Written exercise: Using the material below, work out how many lines contain the word "What". Reply with the number and nothing more.

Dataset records
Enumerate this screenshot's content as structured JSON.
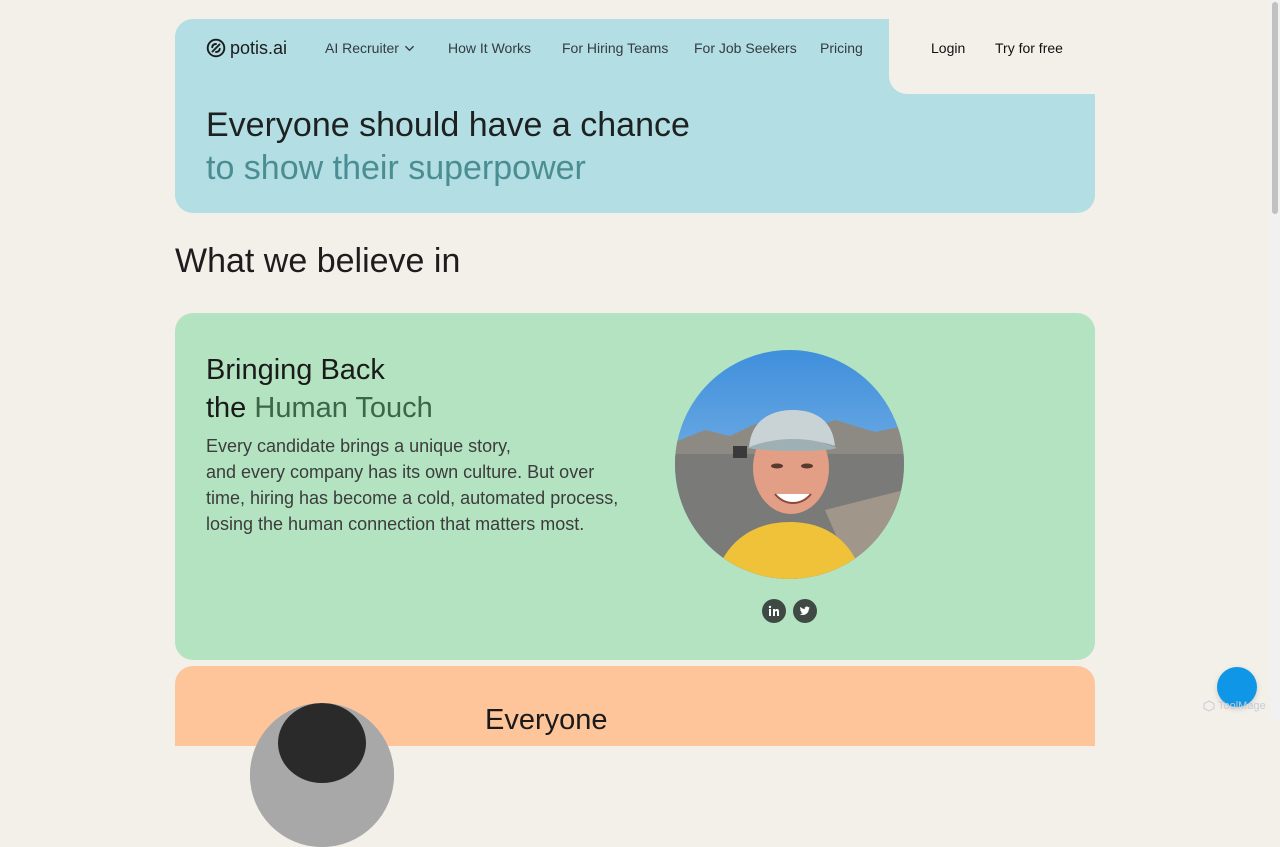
{
  "brand": {
    "name": "potis.ai",
    "icon": "potis-logo-icon"
  },
  "nav": {
    "links": [
      {
        "label": "AI Recruiter",
        "has_dropdown": true
      },
      {
        "label": "How It Works"
      },
      {
        "label": "For Hiring Teams"
      },
      {
        "label": "For Job Seekers"
      },
      {
        "label": "Pricing"
      }
    ],
    "login_label": "Login",
    "cta_label": "Try for free"
  },
  "hero": {
    "title": "Everyone should have a chance",
    "subtitle": "to show their superpower"
  },
  "beliefs": {
    "heading": "What we believe in",
    "cards": [
      {
        "title_line1": "Bringing Back",
        "title_prefix": "the ",
        "title_accent": "Human Touch",
        "body_lines": [
          "Every candidate brings a unique story,",
          "and every company has its own culture. But over",
          "time, hiring has become a cold, automated process,",
          "losing the human connection that matters most."
        ],
        "socials": [
          "linkedin-icon",
          "twitter-icon"
        ]
      },
      {
        "title_partial": "Everyone"
      }
    ]
  },
  "widgets": {
    "chat_icon": "chat-bubble-icon",
    "watermark": "ToolMage"
  },
  "colors": {
    "page_bg": "#f3efe9",
    "hero_bg": "#b3dee3",
    "hero_accent": "#4a8e93",
    "green_card": "#b3e3c0",
    "green_accent": "#3c6648",
    "orange_card": "#fec59a",
    "chat_button": "#0f96e6"
  }
}
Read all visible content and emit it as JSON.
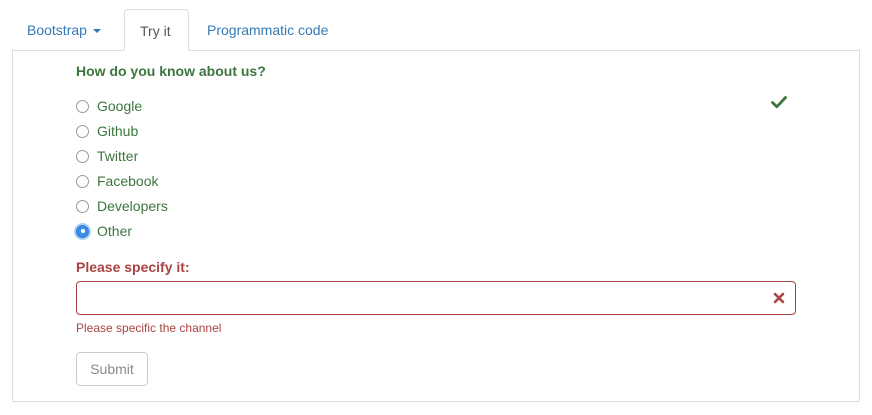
{
  "tabs": [
    {
      "label": "Bootstrap",
      "has_caret": true
    },
    {
      "label": "Try it",
      "active": true
    },
    {
      "label": "Programmatic code"
    }
  ],
  "form": {
    "question": "How do you know about us?",
    "options": [
      {
        "label": "Google",
        "checked": false
      },
      {
        "label": "Github",
        "checked": false
      },
      {
        "label": "Twitter",
        "checked": false
      },
      {
        "label": "Facebook",
        "checked": false
      },
      {
        "label": "Developers",
        "checked": false
      },
      {
        "label": "Other",
        "checked": true
      }
    ],
    "specify_label": "Please specify it:",
    "specify_value": "",
    "error_message": "Please specific the channel",
    "submit_label": "Submit"
  },
  "icons": {
    "valid": "check-icon",
    "invalid": "x-icon",
    "dropdown": "caret-down-icon"
  },
  "colors": {
    "success": "#3c763d",
    "error": "#a94442",
    "link": "#337ab7",
    "border": "#dddddd"
  }
}
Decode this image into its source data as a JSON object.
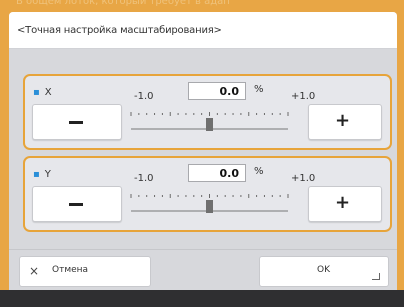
{
  "background": {
    "caption": "В общем лоток, который требует в адап"
  },
  "dialog": {
    "title": "<Точная настройка масштабирования>",
    "accent_color": "#e7a43a",
    "panels": [
      {
        "axis": "X",
        "min_label": "-1.0",
        "max_label": "+1.0",
        "value": "0.0",
        "unit": "%",
        "minus": "−",
        "plus": "+",
        "slider_value": 0.0
      },
      {
        "axis": "Y",
        "min_label": "-1.0",
        "max_label": "+1.0",
        "value": "0.0",
        "unit": "%",
        "minus": "−",
        "plus": "+",
        "slider_value": 0.0
      }
    ],
    "footer": {
      "cancel_icon": "×",
      "cancel_label": "Отмена",
      "ok_label": "OK"
    }
  }
}
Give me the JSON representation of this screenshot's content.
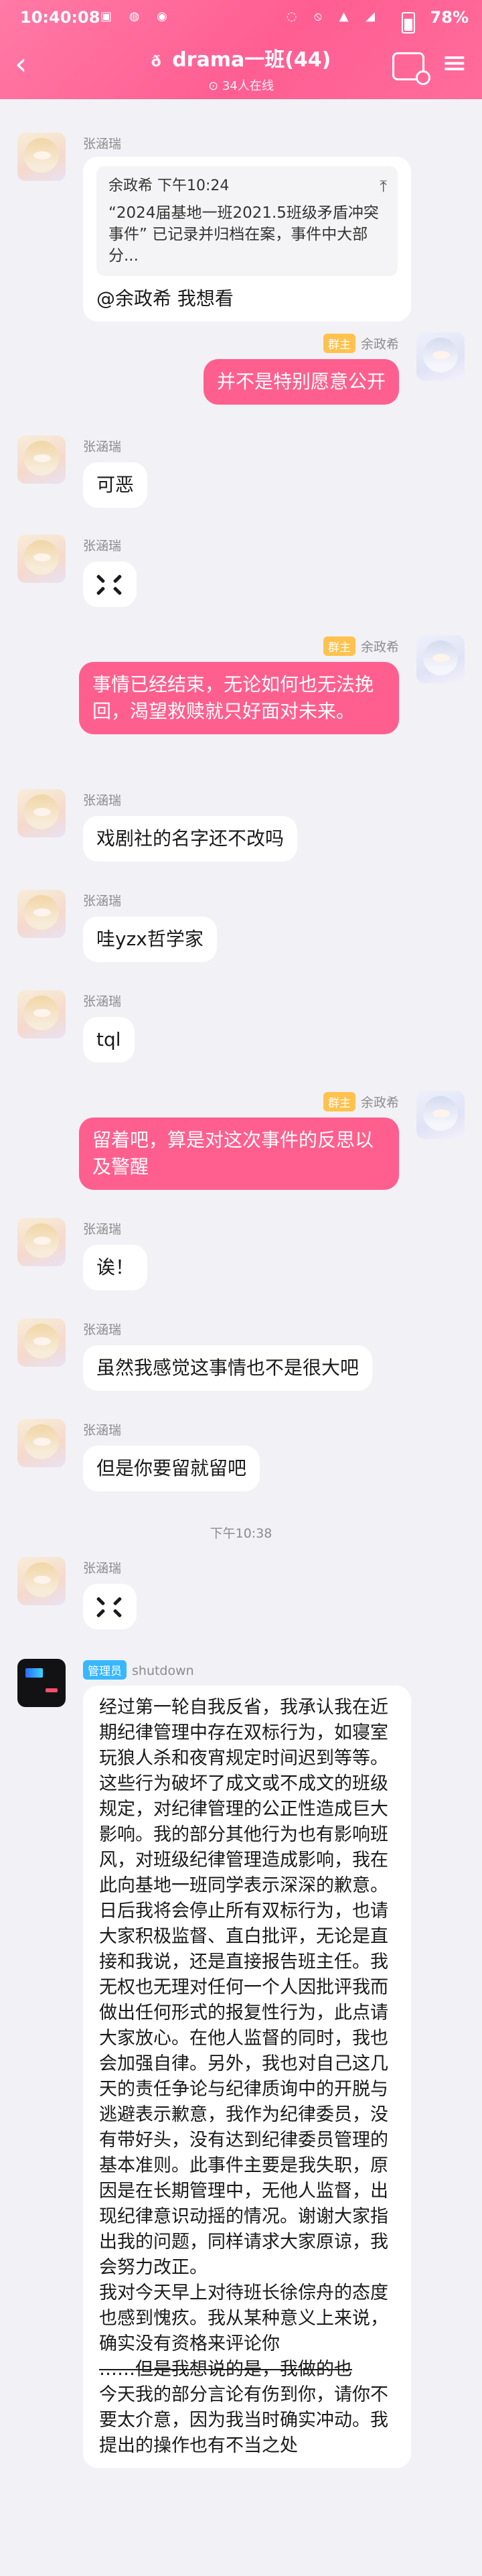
{
  "status": {
    "time": "10:40:08",
    "battery": "78%"
  },
  "header": {
    "title": "drama一班(44)",
    "online": "34人在线"
  },
  "names": {
    "zhang": "张涵瑞",
    "yu": "余政希",
    "shutdown": "shutdown"
  },
  "badges": {
    "owner": "群主",
    "admin": "管理员"
  },
  "quote": {
    "author": "余政希",
    "time": "下午10:24",
    "text": "“2024届基地一班2021.5班级矛盾冲突事件” 已记录并归档在案，事件中大部分..."
  },
  "messages": {
    "m1": "@余政希 我想看",
    "m2": "并不是特别愿意公开",
    "m3": "可恶",
    "m5": "事情已经结束，无论如何也无法挽回，渴望救赎就只好面对未来。",
    "m6": "戏剧社的名字还不改吗",
    "m7": "哇yzx哲学家",
    "m8": "tql",
    "m9": "留着吧，算是对这次事件的反思以及警醒",
    "m10": "诶！",
    "m11": "虽然我感觉这事情也不是很大吧",
    "m12": "但是你要留就留吧",
    "time_sep": "下午10:38",
    "final_p1": "经过第一轮自我反省，我承认我在近期纪律管理中存在双标行为，如寝室玩狼人杀和夜宵规定时间迟到等等。这些行为破坏了成文或不成文的班级规定，对纪律管理的公正性造成巨大影响。我的部分其他行为也有影响班风，对班级纪律管理造成影响，我在此向基地一班同学表示深深的歉意。日后我将会停止所有双标行为，也请大家积极监督、直白批评，无论是直接和我说，还是直接报告班主任。我无权也无理对任何一个人因批评我而做出任何形式的报复性行为，此点请大家放心。在他人监督的同时，我也会加强自律。另外，我也对自己这几天的责任争论与纪律质询中的开脱与逃避表示歉意，我作为纪律委员，没有带好头，没有达到纪律委员管理的基本准则。此事件主要是我失职，原因是在长期管理中，无他人监督，出现纪律意识动摇的情况。谢谢大家指出我的问题，同样请求大家原谅，我会努力改正。",
    "final_p2": "我对今天早上对待班长徐倧舟的态度也感到愧疚。我从某种意义上来说，确实没有资格来评论你",
    "final_p3": "……但是我想说的是，我做的也",
    "final_p4": "今天我的部分言论有伤到你，请你不要太介意，因为我当时确实冲动。我提出的操作也有不当之处"
  }
}
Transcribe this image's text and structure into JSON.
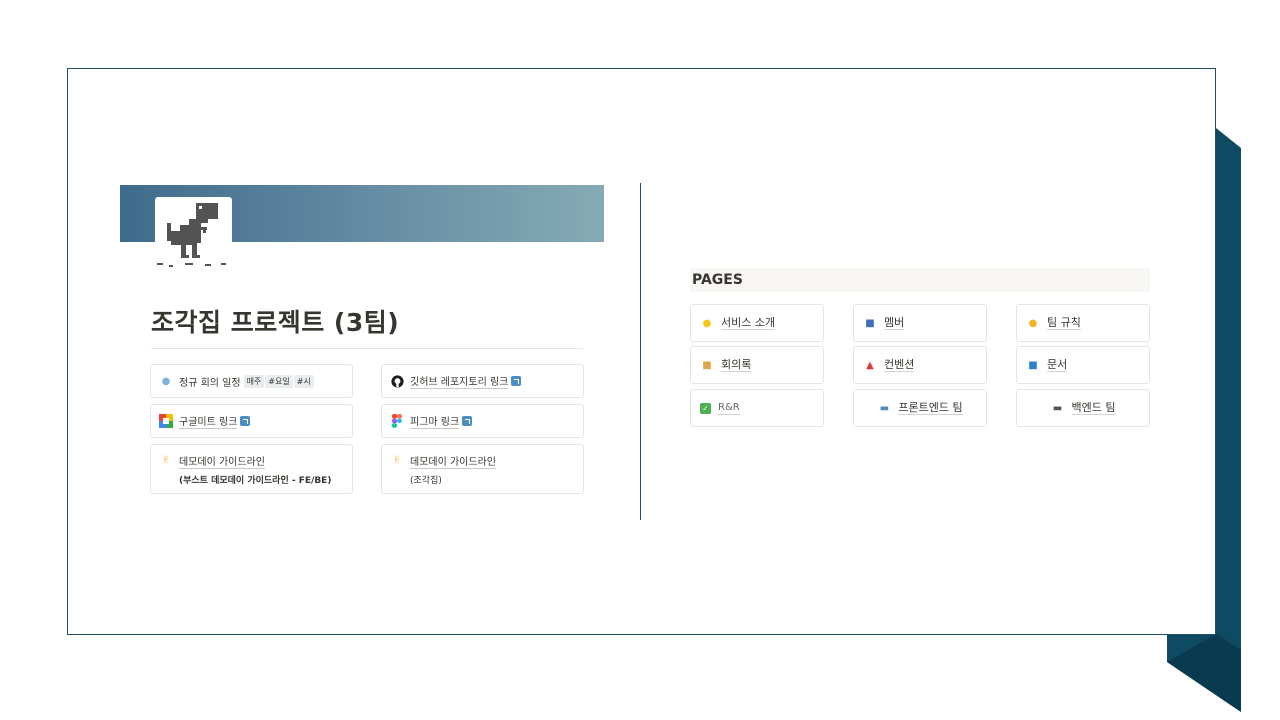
{
  "page": {
    "title": "조각집 프로젝트 (3팀)"
  },
  "left_callouts": [
    {
      "icon": "speech-bubble-icon",
      "label": "정규 회의 일정",
      "tags": [
        "매주",
        "#요일",
        "#시"
      ]
    },
    {
      "icon": "github-icon",
      "label": "깃허브 레포지토리 링크"
    },
    {
      "icon": "google-meet-icon",
      "label": "구글미트 링크"
    },
    {
      "icon": "figma-icon",
      "label": "피그마 링크"
    },
    {
      "icon": "waving-hand-icon",
      "label": "데모데이 가이드라인",
      "sub": "(부스트 데모데이 가이드라인 - FE/BE)"
    },
    {
      "icon": "waving-hand-icon",
      "label": "데모데이 가이드라인",
      "sub": "(조각집)"
    }
  ],
  "pages_section": {
    "heading": "PAGES",
    "items": [
      {
        "icon": "lightbulb-icon",
        "label": "서비스 소개"
      },
      {
        "icon": "members-icon",
        "label": "멤버"
      },
      {
        "icon": "handshake-icon",
        "label": "팀 규칙"
      },
      {
        "icon": "scroll-icon",
        "label": "회의록"
      },
      {
        "icon": "pushpin-icon",
        "label": "컨벤션"
      },
      {
        "icon": "folder-icon",
        "label": "문서"
      },
      {
        "icon": "checkbox-icon",
        "label": "R&R"
      },
      {
        "icon": "monitor-icon",
        "label": "프론트엔드 팀"
      },
      {
        "icon": "keyboard-icon",
        "label": "백엔드 팀"
      }
    ]
  },
  "colors": {
    "accent": "#1f4e6b",
    "deco": "#0f4a63",
    "cover_start": "#3f6b8c",
    "cover_end": "#86aab5"
  }
}
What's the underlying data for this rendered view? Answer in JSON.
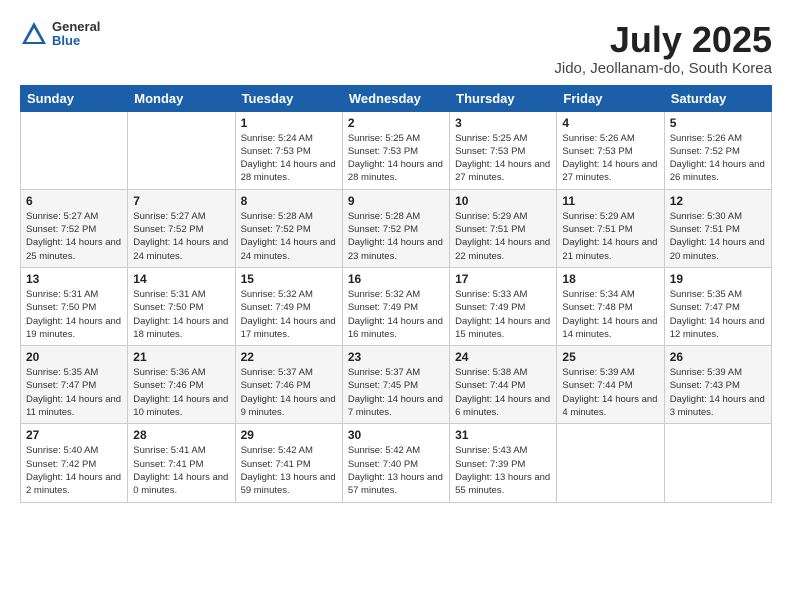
{
  "header": {
    "logo_general": "General",
    "logo_blue": "Blue",
    "month_title": "July 2025",
    "location": "Jido, Jeollanam-do, South Korea"
  },
  "days_of_week": [
    "Sunday",
    "Monday",
    "Tuesday",
    "Wednesday",
    "Thursday",
    "Friday",
    "Saturday"
  ],
  "weeks": [
    [
      {
        "day": "",
        "info": ""
      },
      {
        "day": "",
        "info": ""
      },
      {
        "day": "1",
        "info": "Sunrise: 5:24 AM\nSunset: 7:53 PM\nDaylight: 14 hours\nand 28 minutes."
      },
      {
        "day": "2",
        "info": "Sunrise: 5:25 AM\nSunset: 7:53 PM\nDaylight: 14 hours\nand 28 minutes."
      },
      {
        "day": "3",
        "info": "Sunrise: 5:25 AM\nSunset: 7:53 PM\nDaylight: 14 hours\nand 27 minutes."
      },
      {
        "day": "4",
        "info": "Sunrise: 5:26 AM\nSunset: 7:53 PM\nDaylight: 14 hours\nand 27 minutes."
      },
      {
        "day": "5",
        "info": "Sunrise: 5:26 AM\nSunset: 7:52 PM\nDaylight: 14 hours\nand 26 minutes."
      }
    ],
    [
      {
        "day": "6",
        "info": "Sunrise: 5:27 AM\nSunset: 7:52 PM\nDaylight: 14 hours\nand 25 minutes."
      },
      {
        "day": "7",
        "info": "Sunrise: 5:27 AM\nSunset: 7:52 PM\nDaylight: 14 hours\nand 24 minutes."
      },
      {
        "day": "8",
        "info": "Sunrise: 5:28 AM\nSunset: 7:52 PM\nDaylight: 14 hours\nand 24 minutes."
      },
      {
        "day": "9",
        "info": "Sunrise: 5:28 AM\nSunset: 7:52 PM\nDaylight: 14 hours\nand 23 minutes."
      },
      {
        "day": "10",
        "info": "Sunrise: 5:29 AM\nSunset: 7:51 PM\nDaylight: 14 hours\nand 22 minutes."
      },
      {
        "day": "11",
        "info": "Sunrise: 5:29 AM\nSunset: 7:51 PM\nDaylight: 14 hours\nand 21 minutes."
      },
      {
        "day": "12",
        "info": "Sunrise: 5:30 AM\nSunset: 7:51 PM\nDaylight: 14 hours\nand 20 minutes."
      }
    ],
    [
      {
        "day": "13",
        "info": "Sunrise: 5:31 AM\nSunset: 7:50 PM\nDaylight: 14 hours\nand 19 minutes."
      },
      {
        "day": "14",
        "info": "Sunrise: 5:31 AM\nSunset: 7:50 PM\nDaylight: 14 hours\nand 18 minutes."
      },
      {
        "day": "15",
        "info": "Sunrise: 5:32 AM\nSunset: 7:49 PM\nDaylight: 14 hours\nand 17 minutes."
      },
      {
        "day": "16",
        "info": "Sunrise: 5:32 AM\nSunset: 7:49 PM\nDaylight: 14 hours\nand 16 minutes."
      },
      {
        "day": "17",
        "info": "Sunrise: 5:33 AM\nSunset: 7:49 PM\nDaylight: 14 hours\nand 15 minutes."
      },
      {
        "day": "18",
        "info": "Sunrise: 5:34 AM\nSunset: 7:48 PM\nDaylight: 14 hours\nand 14 minutes."
      },
      {
        "day": "19",
        "info": "Sunrise: 5:35 AM\nSunset: 7:47 PM\nDaylight: 14 hours\nand 12 minutes."
      }
    ],
    [
      {
        "day": "20",
        "info": "Sunrise: 5:35 AM\nSunset: 7:47 PM\nDaylight: 14 hours\nand 11 minutes."
      },
      {
        "day": "21",
        "info": "Sunrise: 5:36 AM\nSunset: 7:46 PM\nDaylight: 14 hours\nand 10 minutes."
      },
      {
        "day": "22",
        "info": "Sunrise: 5:37 AM\nSunset: 7:46 PM\nDaylight: 14 hours\nand 9 minutes."
      },
      {
        "day": "23",
        "info": "Sunrise: 5:37 AM\nSunset: 7:45 PM\nDaylight: 14 hours\nand 7 minutes."
      },
      {
        "day": "24",
        "info": "Sunrise: 5:38 AM\nSunset: 7:44 PM\nDaylight: 14 hours\nand 6 minutes."
      },
      {
        "day": "25",
        "info": "Sunrise: 5:39 AM\nSunset: 7:44 PM\nDaylight: 14 hours\nand 4 minutes."
      },
      {
        "day": "26",
        "info": "Sunrise: 5:39 AM\nSunset: 7:43 PM\nDaylight: 14 hours\nand 3 minutes."
      }
    ],
    [
      {
        "day": "27",
        "info": "Sunrise: 5:40 AM\nSunset: 7:42 PM\nDaylight: 14 hours\nand 2 minutes."
      },
      {
        "day": "28",
        "info": "Sunrise: 5:41 AM\nSunset: 7:41 PM\nDaylight: 14 hours\nand 0 minutes."
      },
      {
        "day": "29",
        "info": "Sunrise: 5:42 AM\nSunset: 7:41 PM\nDaylight: 13 hours\nand 59 minutes."
      },
      {
        "day": "30",
        "info": "Sunrise: 5:42 AM\nSunset: 7:40 PM\nDaylight: 13 hours\nand 57 minutes."
      },
      {
        "day": "31",
        "info": "Sunrise: 5:43 AM\nSunset: 7:39 PM\nDaylight: 13 hours\nand 55 minutes."
      },
      {
        "day": "",
        "info": ""
      },
      {
        "day": "",
        "info": ""
      }
    ]
  ]
}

Task output: 2